# Short problem
Gather every line of the entries that includes the word "will".

..............................

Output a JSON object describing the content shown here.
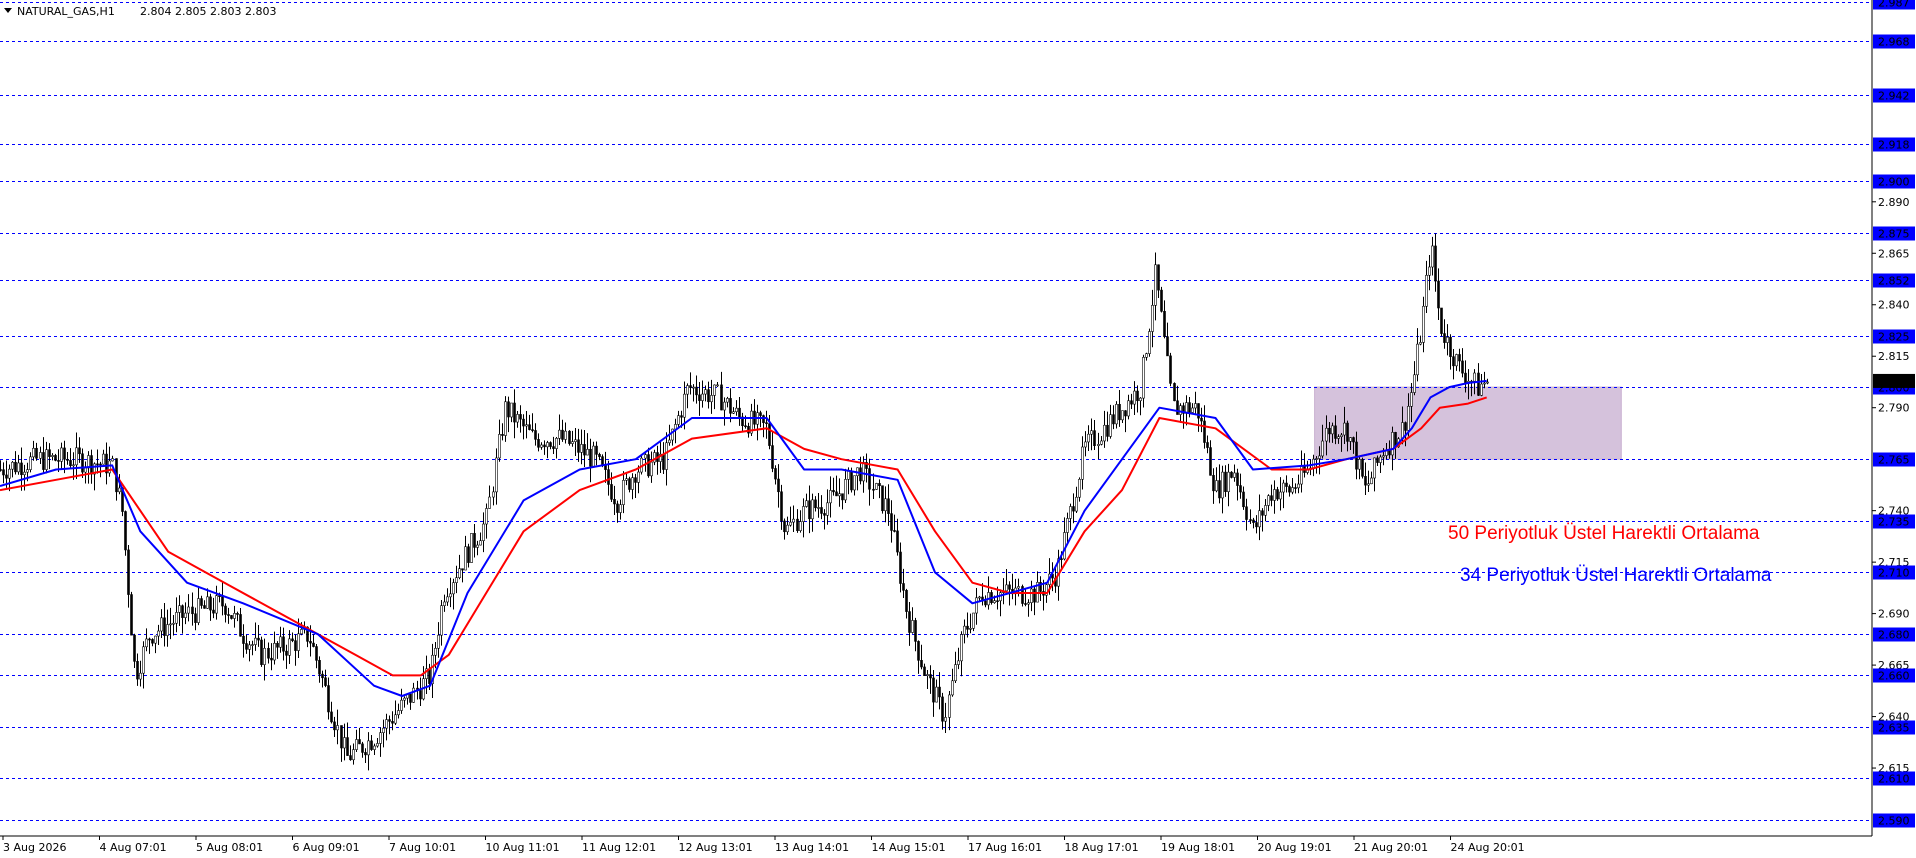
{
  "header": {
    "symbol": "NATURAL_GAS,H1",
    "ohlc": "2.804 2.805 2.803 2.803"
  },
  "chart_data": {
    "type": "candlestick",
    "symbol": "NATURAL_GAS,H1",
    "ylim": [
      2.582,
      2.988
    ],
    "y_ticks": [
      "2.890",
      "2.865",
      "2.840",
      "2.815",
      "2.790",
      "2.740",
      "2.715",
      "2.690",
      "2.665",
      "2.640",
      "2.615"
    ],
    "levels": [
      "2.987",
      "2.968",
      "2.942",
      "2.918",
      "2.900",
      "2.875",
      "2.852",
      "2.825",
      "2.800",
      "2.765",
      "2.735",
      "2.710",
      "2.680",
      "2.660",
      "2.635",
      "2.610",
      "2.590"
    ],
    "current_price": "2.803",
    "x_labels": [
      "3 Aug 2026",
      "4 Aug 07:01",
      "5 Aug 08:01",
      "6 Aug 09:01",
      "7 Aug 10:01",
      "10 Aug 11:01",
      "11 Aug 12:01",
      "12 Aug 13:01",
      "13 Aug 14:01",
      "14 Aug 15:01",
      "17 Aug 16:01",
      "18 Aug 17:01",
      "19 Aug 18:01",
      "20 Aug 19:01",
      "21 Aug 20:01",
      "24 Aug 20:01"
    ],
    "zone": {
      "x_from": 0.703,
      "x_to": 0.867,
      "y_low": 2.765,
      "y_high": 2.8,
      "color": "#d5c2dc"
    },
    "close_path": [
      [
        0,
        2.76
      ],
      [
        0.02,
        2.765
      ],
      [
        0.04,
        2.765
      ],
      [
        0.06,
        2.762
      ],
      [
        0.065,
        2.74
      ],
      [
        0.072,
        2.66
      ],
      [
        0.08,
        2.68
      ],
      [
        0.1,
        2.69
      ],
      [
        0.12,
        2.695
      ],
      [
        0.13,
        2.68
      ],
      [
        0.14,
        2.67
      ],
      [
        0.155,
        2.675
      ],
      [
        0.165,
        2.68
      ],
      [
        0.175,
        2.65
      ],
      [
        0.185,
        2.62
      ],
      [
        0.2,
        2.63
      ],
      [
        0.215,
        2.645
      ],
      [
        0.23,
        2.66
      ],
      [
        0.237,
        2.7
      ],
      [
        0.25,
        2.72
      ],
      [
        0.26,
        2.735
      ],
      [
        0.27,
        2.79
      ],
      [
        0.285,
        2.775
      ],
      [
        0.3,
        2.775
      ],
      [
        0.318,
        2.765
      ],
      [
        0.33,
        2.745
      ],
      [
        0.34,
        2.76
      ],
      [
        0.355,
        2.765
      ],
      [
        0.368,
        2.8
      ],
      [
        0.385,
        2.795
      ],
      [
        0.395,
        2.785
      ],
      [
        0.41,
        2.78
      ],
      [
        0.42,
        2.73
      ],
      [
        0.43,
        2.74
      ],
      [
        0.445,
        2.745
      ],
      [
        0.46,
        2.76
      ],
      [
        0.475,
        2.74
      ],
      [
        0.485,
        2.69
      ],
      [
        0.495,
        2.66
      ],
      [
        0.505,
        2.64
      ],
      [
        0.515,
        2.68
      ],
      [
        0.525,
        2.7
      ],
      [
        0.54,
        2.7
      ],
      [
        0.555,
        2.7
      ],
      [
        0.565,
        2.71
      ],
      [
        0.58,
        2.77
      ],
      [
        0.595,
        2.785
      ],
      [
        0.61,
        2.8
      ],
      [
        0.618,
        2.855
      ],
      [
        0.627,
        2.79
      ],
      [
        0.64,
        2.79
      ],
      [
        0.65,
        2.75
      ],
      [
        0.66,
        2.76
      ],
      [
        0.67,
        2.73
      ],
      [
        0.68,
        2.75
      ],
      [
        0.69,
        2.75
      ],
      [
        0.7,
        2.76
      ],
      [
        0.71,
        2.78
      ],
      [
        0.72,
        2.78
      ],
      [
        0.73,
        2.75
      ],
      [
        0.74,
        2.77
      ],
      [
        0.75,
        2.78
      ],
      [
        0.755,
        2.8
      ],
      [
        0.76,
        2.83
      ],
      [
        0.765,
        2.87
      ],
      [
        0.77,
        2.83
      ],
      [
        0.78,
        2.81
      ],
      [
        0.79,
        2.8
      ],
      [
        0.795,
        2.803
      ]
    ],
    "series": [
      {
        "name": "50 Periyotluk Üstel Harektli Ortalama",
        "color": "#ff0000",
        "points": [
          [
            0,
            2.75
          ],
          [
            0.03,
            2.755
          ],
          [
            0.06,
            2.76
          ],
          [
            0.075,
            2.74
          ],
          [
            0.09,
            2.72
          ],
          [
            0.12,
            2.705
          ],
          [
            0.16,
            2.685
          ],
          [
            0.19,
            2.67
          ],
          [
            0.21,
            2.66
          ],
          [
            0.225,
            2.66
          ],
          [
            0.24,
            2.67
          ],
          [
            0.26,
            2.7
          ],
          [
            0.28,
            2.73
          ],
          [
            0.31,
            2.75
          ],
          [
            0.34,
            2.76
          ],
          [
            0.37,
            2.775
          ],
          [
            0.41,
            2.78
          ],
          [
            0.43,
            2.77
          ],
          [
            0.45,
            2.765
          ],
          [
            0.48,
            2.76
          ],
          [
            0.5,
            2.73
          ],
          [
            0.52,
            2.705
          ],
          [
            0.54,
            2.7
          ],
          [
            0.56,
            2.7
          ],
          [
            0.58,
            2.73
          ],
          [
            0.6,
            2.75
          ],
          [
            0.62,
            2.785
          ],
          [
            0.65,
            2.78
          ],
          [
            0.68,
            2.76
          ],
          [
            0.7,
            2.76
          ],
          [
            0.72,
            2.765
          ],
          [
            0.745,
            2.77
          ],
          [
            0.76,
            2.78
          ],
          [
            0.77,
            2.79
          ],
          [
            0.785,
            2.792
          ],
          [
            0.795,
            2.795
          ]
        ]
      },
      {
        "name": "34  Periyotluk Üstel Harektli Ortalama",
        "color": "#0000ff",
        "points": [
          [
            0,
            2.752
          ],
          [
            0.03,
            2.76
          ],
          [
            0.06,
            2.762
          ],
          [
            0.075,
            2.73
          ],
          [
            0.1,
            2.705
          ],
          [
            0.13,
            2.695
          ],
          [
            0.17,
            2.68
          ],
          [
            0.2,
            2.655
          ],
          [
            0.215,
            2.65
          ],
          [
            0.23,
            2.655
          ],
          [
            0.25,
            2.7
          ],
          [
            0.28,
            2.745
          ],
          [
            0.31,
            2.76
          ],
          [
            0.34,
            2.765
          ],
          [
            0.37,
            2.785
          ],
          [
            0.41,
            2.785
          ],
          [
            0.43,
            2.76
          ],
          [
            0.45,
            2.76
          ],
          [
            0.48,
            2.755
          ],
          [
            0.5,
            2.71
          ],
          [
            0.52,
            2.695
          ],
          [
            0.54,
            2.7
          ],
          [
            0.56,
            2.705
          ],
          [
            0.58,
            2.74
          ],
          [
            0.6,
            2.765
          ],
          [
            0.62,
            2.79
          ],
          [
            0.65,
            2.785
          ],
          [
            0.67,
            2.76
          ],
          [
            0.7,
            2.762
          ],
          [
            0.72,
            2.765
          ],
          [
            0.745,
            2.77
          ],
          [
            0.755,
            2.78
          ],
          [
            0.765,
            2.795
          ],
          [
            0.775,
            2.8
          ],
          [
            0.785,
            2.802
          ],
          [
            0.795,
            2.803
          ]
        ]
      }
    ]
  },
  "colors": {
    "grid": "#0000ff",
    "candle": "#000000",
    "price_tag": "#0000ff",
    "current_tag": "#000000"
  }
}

..............................

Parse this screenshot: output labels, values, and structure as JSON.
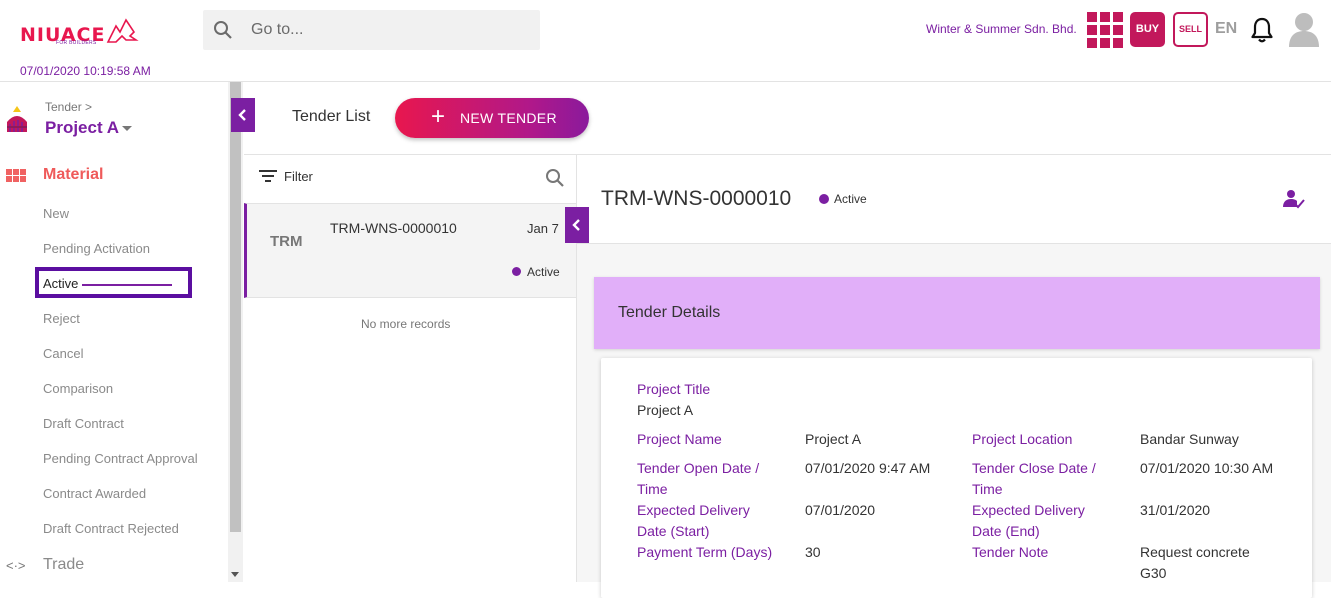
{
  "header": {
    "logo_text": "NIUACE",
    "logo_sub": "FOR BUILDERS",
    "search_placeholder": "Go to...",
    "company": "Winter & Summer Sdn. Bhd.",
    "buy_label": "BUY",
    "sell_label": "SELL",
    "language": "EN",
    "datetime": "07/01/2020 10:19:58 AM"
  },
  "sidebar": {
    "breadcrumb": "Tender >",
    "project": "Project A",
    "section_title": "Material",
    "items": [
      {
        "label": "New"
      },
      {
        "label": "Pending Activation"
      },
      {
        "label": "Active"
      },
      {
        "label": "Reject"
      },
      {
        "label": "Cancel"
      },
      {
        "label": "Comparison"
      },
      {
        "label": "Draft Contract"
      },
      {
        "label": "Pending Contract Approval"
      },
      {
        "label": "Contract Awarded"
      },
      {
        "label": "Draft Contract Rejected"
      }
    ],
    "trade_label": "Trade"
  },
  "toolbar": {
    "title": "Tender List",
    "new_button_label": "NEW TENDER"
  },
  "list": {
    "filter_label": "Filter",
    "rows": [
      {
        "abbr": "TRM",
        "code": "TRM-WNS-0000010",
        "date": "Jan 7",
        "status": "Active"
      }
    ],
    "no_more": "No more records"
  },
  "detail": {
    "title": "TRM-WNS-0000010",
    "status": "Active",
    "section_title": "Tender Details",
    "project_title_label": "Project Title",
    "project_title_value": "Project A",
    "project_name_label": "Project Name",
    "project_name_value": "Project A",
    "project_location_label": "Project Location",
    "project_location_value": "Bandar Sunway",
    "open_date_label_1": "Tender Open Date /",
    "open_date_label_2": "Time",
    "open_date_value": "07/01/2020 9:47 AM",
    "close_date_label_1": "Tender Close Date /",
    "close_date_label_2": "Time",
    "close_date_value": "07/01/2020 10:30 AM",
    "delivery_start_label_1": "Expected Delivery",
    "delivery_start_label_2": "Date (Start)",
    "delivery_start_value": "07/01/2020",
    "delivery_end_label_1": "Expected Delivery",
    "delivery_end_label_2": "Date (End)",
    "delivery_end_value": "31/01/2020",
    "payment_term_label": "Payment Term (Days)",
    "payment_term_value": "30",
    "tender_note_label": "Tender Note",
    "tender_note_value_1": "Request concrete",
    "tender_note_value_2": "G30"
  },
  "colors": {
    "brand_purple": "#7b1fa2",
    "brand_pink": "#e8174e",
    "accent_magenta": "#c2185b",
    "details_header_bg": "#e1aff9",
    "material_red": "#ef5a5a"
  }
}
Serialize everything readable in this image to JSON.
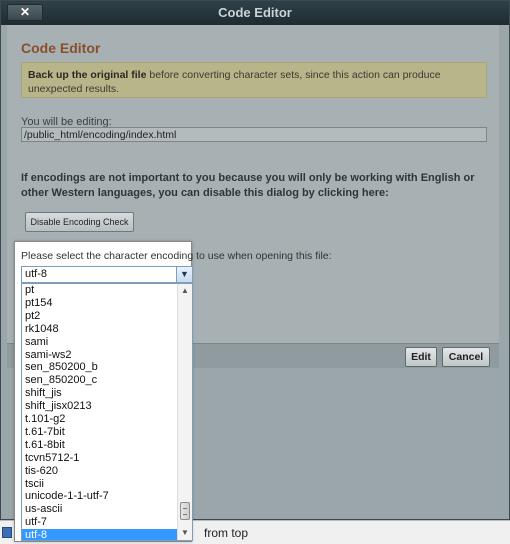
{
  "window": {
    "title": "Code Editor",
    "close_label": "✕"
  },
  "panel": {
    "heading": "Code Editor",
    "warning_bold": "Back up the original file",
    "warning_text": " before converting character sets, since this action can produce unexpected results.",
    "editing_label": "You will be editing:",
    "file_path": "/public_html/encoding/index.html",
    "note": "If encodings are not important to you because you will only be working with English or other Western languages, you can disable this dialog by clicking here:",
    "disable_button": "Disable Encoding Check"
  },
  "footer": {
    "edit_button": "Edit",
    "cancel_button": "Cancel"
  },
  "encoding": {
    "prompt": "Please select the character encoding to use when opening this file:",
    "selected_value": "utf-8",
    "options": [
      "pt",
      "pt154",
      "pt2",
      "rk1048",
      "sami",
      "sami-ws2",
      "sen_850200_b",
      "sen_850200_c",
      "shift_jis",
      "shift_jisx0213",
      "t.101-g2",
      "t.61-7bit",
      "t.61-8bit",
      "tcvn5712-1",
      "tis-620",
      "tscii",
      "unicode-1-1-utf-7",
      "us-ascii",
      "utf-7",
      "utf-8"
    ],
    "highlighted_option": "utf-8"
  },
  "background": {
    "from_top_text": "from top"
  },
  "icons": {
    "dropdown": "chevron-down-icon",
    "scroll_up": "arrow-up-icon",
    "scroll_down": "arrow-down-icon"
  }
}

..............................

# Solution for this exercise
    "editing_label": "You will be editing:",
    "note": "If encodings are not important to you because you will only be working with English or other Western languages, you can disable this dialog by clicking here:",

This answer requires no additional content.